▶ Written instruction
Extract every record, exactly as written, and ignore the pictures.

▶ Extracted information
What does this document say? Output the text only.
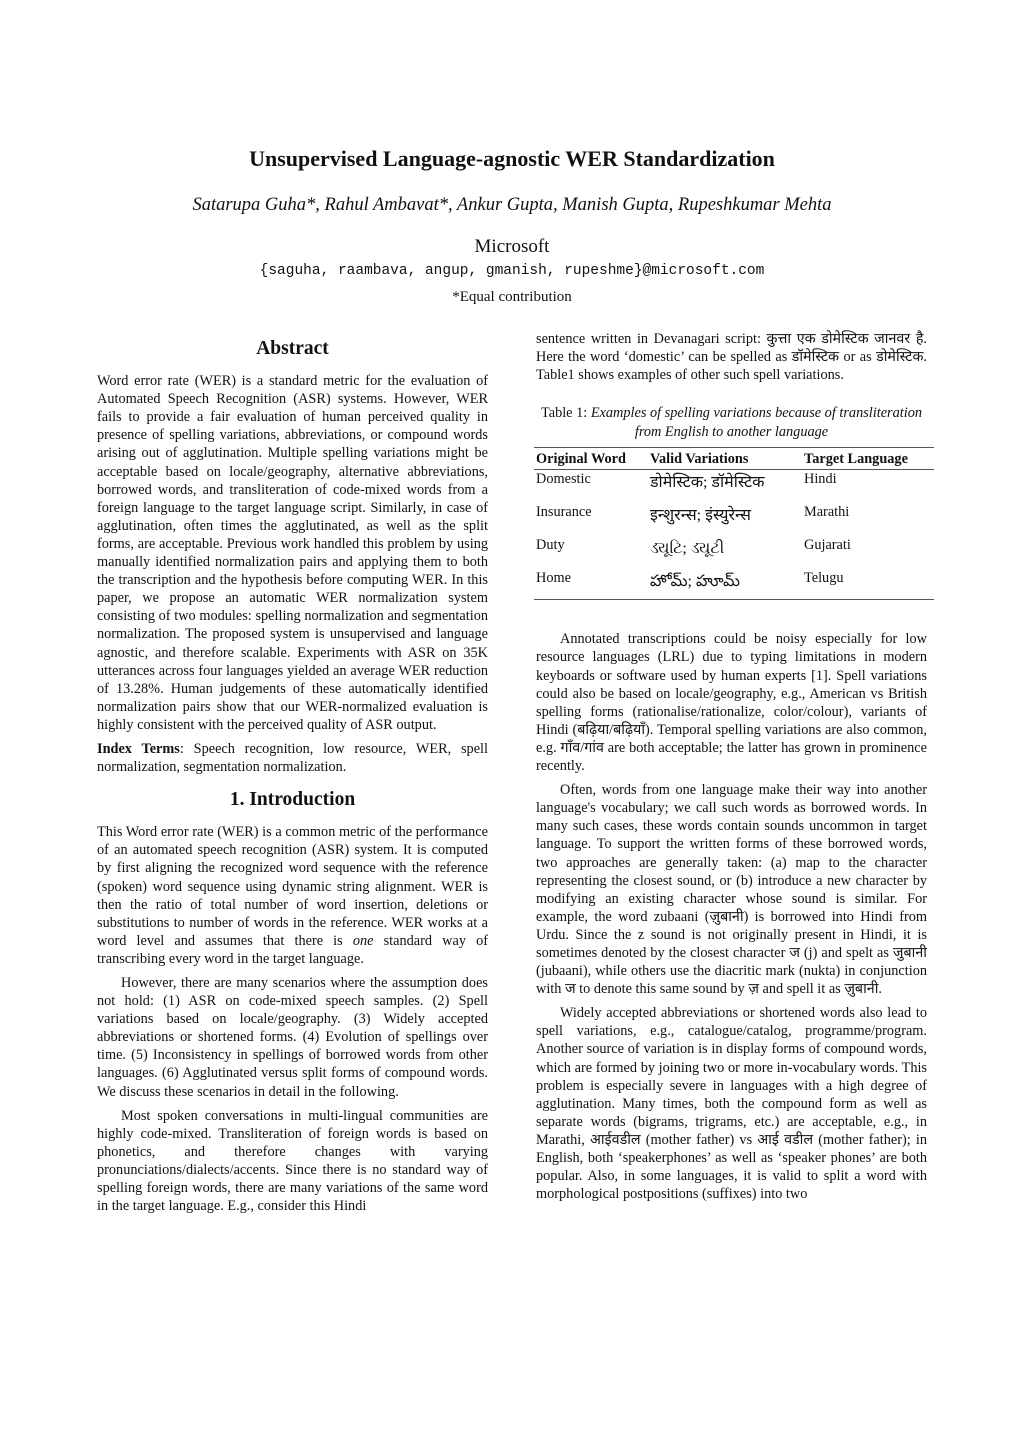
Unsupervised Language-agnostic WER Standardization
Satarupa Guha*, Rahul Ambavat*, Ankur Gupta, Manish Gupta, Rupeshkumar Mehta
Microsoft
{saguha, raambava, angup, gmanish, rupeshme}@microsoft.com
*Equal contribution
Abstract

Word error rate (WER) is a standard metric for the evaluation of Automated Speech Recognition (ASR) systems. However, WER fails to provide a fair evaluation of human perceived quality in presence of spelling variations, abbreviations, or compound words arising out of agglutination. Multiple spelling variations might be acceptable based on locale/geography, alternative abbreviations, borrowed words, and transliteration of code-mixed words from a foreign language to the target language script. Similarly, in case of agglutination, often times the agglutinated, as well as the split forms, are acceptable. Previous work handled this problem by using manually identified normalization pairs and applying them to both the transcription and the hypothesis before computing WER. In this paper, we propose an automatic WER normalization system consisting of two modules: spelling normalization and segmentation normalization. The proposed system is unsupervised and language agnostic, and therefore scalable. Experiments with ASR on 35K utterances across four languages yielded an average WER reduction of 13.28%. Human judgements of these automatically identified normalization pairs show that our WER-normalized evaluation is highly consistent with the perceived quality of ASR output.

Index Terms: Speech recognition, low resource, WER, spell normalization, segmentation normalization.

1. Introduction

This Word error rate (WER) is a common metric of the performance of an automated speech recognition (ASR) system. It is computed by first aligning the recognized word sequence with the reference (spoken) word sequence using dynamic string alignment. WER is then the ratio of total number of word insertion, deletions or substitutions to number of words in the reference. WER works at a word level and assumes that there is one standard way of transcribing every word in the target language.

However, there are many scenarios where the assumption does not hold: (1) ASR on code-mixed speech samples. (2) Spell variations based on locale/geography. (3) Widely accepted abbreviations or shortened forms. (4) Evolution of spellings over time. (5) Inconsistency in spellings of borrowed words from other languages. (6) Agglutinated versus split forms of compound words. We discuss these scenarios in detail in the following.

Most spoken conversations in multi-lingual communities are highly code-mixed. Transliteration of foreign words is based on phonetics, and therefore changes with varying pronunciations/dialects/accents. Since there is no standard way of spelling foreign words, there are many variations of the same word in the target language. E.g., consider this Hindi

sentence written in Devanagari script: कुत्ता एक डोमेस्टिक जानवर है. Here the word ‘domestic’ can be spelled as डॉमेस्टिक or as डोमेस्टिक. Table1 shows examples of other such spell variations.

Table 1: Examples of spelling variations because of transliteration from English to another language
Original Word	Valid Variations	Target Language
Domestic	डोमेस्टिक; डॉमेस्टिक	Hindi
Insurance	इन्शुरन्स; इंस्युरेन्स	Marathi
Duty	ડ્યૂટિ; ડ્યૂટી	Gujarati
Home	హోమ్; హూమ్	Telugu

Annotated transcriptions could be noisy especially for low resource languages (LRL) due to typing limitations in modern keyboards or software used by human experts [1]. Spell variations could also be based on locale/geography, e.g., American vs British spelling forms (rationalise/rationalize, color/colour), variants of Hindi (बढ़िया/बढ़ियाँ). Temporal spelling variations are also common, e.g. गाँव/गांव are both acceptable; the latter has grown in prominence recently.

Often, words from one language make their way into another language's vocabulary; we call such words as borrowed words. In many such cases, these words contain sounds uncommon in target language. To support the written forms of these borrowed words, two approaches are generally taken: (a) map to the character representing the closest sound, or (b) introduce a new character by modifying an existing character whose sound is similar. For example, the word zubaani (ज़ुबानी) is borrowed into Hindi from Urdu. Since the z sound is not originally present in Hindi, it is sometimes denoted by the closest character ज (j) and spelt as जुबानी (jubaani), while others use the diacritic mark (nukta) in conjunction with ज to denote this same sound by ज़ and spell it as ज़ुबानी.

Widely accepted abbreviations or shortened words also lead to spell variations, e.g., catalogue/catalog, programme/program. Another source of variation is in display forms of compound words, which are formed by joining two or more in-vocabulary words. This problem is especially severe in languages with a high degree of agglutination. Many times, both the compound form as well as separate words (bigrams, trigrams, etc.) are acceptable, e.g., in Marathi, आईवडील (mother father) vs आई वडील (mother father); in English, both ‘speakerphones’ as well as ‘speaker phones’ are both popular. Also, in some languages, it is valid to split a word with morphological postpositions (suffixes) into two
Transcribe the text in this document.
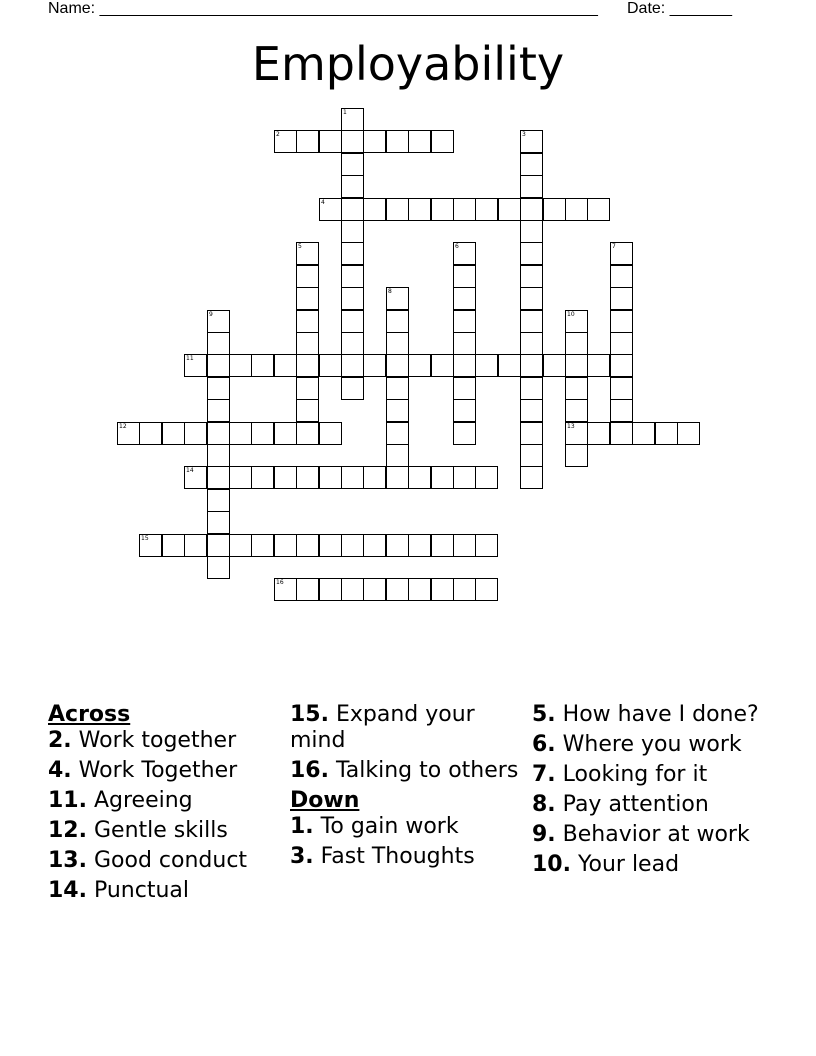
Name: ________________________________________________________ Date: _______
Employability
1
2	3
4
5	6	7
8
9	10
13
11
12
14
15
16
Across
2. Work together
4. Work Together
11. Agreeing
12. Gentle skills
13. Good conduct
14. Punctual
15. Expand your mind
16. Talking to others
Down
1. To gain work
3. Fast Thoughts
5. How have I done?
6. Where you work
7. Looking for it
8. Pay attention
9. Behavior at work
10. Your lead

▶ Answer to the problem
What does this document say? Output the text only.
Unsupervised Language-agnostic WER Standardization
Satarupa Guha*, Rahul Ambavat*, Ankur Gupta, Manish Gupta, Rupeshkumar Mehta
Microsoft
{saguha, raambava, angup, gmanish, rupeshme}@microsoft.com
*Equal contribution
Abstract

Word error rate (WER) is a standard metric for the evaluation of Automated Speech Recognition (ASR) systems. However, WER fails to provide a fair evaluation of human perceived quality in presence of spelling variations, abbreviations, or compound words arising out of agglutination. Multiple spelling variations might be acceptable based on locale/geography, alternative abbreviations, borrowed words, and transliteration of code-mixed words from a foreign language to the target language script. Similarly, in case of agglutination, often times the agglutinated, as well as the split forms, are acceptable. Previous work handled this problem by using manually identified normalization pairs and applying them to both the transcription and the hypothesis before computing WER. In this paper, we propose an automatic WER normalization system consisting of two modules: spelling normalization and segmentation normalization. The proposed system is unsupervised and language agnostic, and therefore scalable. Experiments with ASR on 35K utterances across four languages yielded an average WER reduction of 13.28%. Human judgements of these automatically identified normalization pairs show that our WER-normalized evaluation is highly consistent with the perceived quality of ASR output.

Index Terms: Speech recognition, low resource, WER, spell normalization, segmentation normalization.

1. Introduction

This Word error rate (WER) is a common metric of the performance of an automated speech recognition (ASR) system. It is computed by first aligning the recognized word sequence with the reference (spoken) word sequence using dynamic string alignment. WER is then the ratio of total number of word insertion, deletions or substitutions to number of words in the reference. WER works at a word level and assumes that there is one standard way of transcribing every word in the target language.

However, there are many scenarios where the assumption does not hold: (1) ASR on code-mixed speech samples. (2) Spell variations based on locale/geography. (3) Widely accepted abbreviations or shortened forms. (4) Evolution of spellings over time. (5) Inconsistency in spellings of borrowed words from other languages. (6) Agglutinated versus split forms of compound words. We discuss these scenarios in detail in the following.

Most spoken conversations in multi-lingual communities are highly code-mixed. Transliteration of foreign words is based on phonetics, and therefore changes with varying pronunciations/dialects/accents. Since there is no standard way of spelling foreign words, there are many variations of the same word in the target language. E.g., consider this Hindi

sentence written in Devanagari script: कुत्ता एक डोमेस्टिक जानवर है. Here the word ‘domestic’ can be spelled as डॉमेस्टिक or as डोमेस्टिक. Table1 shows examples of other such spell variations.

Table 1: Examples of spelling variations because of transliteration from English to another language
Original Word	Valid Variations	Target Language
Domestic	डोमेस्टिक; डॉमेस्टिक	Hindi
Insurance	इन्शुरन्स; इंस्युरेन्स	Marathi
Duty	ડ્યૂટિ; ડ્યૂટી	Gujarati
Home	హోమ్; హూమ్	Telugu

Annotated transcriptions could be noisy especially for low resource languages (LRL) due to typing limitations in modern keyboards or software used by human experts [1]. Spell variations could also be based on locale/geography, e.g., American vs British spelling forms (rationalise/rationalize, color/colour), variants of Hindi (बढ़िया/बढ़ियाँ). Temporal spelling variations are also common, e.g. गाँव/गांव are both acceptable; the latter has grown in prominence recently.

Often, words from one language make their way into another language's vocabulary; we call such words as borrowed words. In many such cases, these words contain sounds uncommon in target language. To support the written forms of these borrowed words, two approaches are generally taken: (a) map to the character representing the closest sound, or (b) introduce a new character by modifying an existing character whose sound is similar. For example, the word zubaani (ज़ुबानी) is borrowed into Hindi from Urdu. Since the z sound is not originally present in Hindi, it is sometimes denoted by the closest character ज (j) and spelt as जुबानी (jubaani), while others use the diacritic mark (nukta) in conjunction with ज to denote this same sound by ज़ and spell it as ज़ुबानी.

Widely accepted abbreviations or shortened words also lead to spell variations, e.g., catalogue/catalog, programme/program. Another source of variation is in display forms of compound words, which are formed by joining two or more in-vocabulary words. This problem is especially severe in languages with a high degree of agglutination. Many times, both the compound form as well as separate words (bigrams, trigrams, etc.) are acceptable, e.g., in Marathi, आईवडील (mother father) vs आई वडील (mother father); in English, both ‘speakerphones’ as well as ‘speaker phones’ are both popular. Also, in some languages, it is valid to split a word with morphological postpositions (suffixes) into two
Transcribe the text in this document.
Name: ________________________________________________________ Date: _______
Employability
1
2	3
4
5	6	7
8
9	10
13
11
12
14
15
16
Across
2. Work together
4. Work Together
11. Agreeing
12. Gentle skills
13. Good conduct
14. Punctual
15. Expand your mind
16. Talking to others
Down
1. To gain work
3. Fast Thoughts
5. How have I done?
6. Where you work
7. Looking for it
8. Pay attention
9. Behavior at work
10. Your lead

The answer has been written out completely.